* Actions to take:
1. In the account of volunteering with LowerNine.org, why is the group so popular with homeowners? Answer in one to three sentences.
2. Can you pick up the account of volunteering with LowerNine.org after its last sentence and carry it forward?

* Text segment:
►

Step onto those residential streets, though, and the story changes. I already mentioned that the habitation rate here is dismal; it's not hard to see why that's so. At least nine of every ten houses suffer from the contorted roofs, leprous paint jobs and empty windows symptomatic of a hurricane's passage. I haven't had a chance to go inside the untouched ruins yet; perhaps I've been warded off by the runes left from the emergency crews two years ago, who used a simple cross-and numbers system to indicate the date the house was surveyed for damage, what organization surveyed it, how many unclaimed pets were found inside and how many bodies would need to be carted away. I make instinctive connections to Passover's angel of death whenever I see more than two houses so marked in a row, though of course these symbols are more epitaph than prophylactic.

In this environment, it's easy to see how LowerNine.org keeps busy. Our volunteer corpus fluctuates in size from ten up to fifty or sixty around spring break ("the busy season"), with an average, I'm told, of around fifteen people. New Orleans residents submit applications for aid from Lower Nine. If we accept the application – it's not yet clear to me what our criteria are, or whether any applications are rejected – then we'll commit to rebuilding the homeowner's residence, asking only that they pay for the materials. Since labor is by far the most expensive factor in such work, we're very popular: as of this writing, we're actively working on somewhere around five homes and our waiting list is 100 homes long.

I've only gotten the barest taste thus far of how we do our work. When I arrived yesterday, I plonked my bags down under my bunk in the shorties' room, donned superhero-appropriate workboots and ratty jeans, and headed out to reinforce the floor at Ms. Sheila's house. (All of our community partners are Mr. or Ms. Firstname to us. And partners they are, too, since most of them work with us on their homes. Consequently, there's a lot of love here.) For five hours, I read the measurements passed to me from beneath the house on bits of plywood, used a chopsaw to cut 2x8 boards to those lengths, and then helped to hammer and then nail them into place as supports for loose floorboards. Others finished drywalling her closet and then gave me a tour of the nearly-complete house, including the metal flashing they'd applied to the bottoms of her windows so that water wouldn't soak through the poor materials chosen by her original contractors.

◄

* Entries supplied:

►

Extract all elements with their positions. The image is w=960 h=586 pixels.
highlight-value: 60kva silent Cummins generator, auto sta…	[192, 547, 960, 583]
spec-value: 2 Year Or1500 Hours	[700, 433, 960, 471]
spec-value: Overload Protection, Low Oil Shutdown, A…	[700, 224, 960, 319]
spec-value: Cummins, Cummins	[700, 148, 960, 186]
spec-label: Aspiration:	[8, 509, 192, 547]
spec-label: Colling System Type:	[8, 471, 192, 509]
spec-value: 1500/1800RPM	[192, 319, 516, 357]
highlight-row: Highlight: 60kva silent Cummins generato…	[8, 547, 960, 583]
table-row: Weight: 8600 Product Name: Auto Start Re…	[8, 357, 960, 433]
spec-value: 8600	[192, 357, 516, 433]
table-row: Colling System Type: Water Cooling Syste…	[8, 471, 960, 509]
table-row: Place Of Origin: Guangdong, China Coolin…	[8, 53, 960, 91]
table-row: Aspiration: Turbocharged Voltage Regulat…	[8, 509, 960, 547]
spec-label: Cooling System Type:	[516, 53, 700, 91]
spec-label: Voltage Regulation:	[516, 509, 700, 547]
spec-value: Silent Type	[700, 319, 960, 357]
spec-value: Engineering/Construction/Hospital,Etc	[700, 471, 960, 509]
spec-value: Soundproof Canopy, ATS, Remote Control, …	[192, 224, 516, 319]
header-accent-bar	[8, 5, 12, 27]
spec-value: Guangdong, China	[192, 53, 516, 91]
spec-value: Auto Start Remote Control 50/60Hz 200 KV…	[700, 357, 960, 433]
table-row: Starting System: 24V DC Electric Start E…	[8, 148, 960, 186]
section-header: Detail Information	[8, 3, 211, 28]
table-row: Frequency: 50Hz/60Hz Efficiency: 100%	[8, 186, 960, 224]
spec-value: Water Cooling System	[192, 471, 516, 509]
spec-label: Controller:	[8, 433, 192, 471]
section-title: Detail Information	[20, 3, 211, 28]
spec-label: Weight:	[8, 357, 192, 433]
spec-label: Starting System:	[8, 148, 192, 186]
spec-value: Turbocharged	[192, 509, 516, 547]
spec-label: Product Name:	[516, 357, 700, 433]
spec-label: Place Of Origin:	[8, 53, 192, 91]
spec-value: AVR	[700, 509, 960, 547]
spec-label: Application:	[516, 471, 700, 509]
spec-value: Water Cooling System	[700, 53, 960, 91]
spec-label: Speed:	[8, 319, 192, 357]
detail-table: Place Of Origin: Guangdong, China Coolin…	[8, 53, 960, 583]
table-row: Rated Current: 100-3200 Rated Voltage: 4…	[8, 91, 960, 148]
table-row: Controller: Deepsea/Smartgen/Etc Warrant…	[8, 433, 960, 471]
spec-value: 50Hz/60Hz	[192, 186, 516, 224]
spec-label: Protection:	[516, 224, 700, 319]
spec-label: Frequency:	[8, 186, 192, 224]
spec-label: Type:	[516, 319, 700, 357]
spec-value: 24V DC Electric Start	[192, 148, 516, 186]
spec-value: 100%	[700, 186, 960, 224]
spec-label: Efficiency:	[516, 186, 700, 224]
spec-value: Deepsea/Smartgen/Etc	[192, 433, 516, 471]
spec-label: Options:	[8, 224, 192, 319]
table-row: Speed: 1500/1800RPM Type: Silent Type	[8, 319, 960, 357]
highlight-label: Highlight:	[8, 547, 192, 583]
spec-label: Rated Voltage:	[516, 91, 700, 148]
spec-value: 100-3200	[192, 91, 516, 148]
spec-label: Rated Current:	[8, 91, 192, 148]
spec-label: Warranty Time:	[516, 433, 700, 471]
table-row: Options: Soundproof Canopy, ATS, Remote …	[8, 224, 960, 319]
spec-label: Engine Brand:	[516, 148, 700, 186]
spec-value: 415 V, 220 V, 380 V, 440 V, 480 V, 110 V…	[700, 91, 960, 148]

◄

* Task-by-task answers:
1. LowerNine.org commits to rebuilding a homeowner's residence and asks only that the homeowner pay for the materials. Labor is by far the most expensive part of such work, so the offer makes the group very popular. Its waiting list is 100 homes long.

2.
Last night was a gaily trip into New Orleans proper, replete with jazz and alcohol and embarrassing personal stories, about all of which more another time. This morning I awoke, ate eggs'n'spinach, canned fruit and fried potatoes before heading out to buy materials for Mr. Charles' house. Home Depot was excruciatingly slow, permitting me the luxury of a quick nap in a folding chair while we waited an hour for our gargantuan shipment of wood. It was glorious, with an impeccable follow-up act: lunch.

This afternoon marked my first ever trip to a municipal landfill. Darren, Marwe and I stood hip-deep in a metric ton of the sludgy, maggot-ridden wood, cardboard, linens, drywall, leaves, and other detritus of a successful construction operation and shoveled it all over the truck's side. Around us, sulfuric gases billowed and bulldozers outfitted with steel-studded wheels plodded their prehistoric way around the hive. I smell awful, I'm pretty sure I inhaled a full pound of asbestos and I'll never wear that pair of jeans again (…until I wash it tomorrow) – and boy, am I happy.

We came back and I sat down to write, but was pleased to be interrupted so that several of us could head over to serve dinner at the local community center. Beef stew, white rice, chicken cacciatore and delicious peas and carrots (all, I'm pretty sure, from a can) were served to a curious agglomeration of the neighborhood's ne'er-do-wells, a group comprising volunteers (some from as far away as England), ordinary residents looking for some company, and one actual ne'er-do-well (the medical clinic, I informed him, is Tuesday from 10 to 1). Pretty prosaic stuff, really, but there was abundant free food and I ain't complaining.

So here I am back at the ranch, happy and sunburned and (I'm sure) smelling like roadkill, and eager to do it all again tomorrow. More as events develop!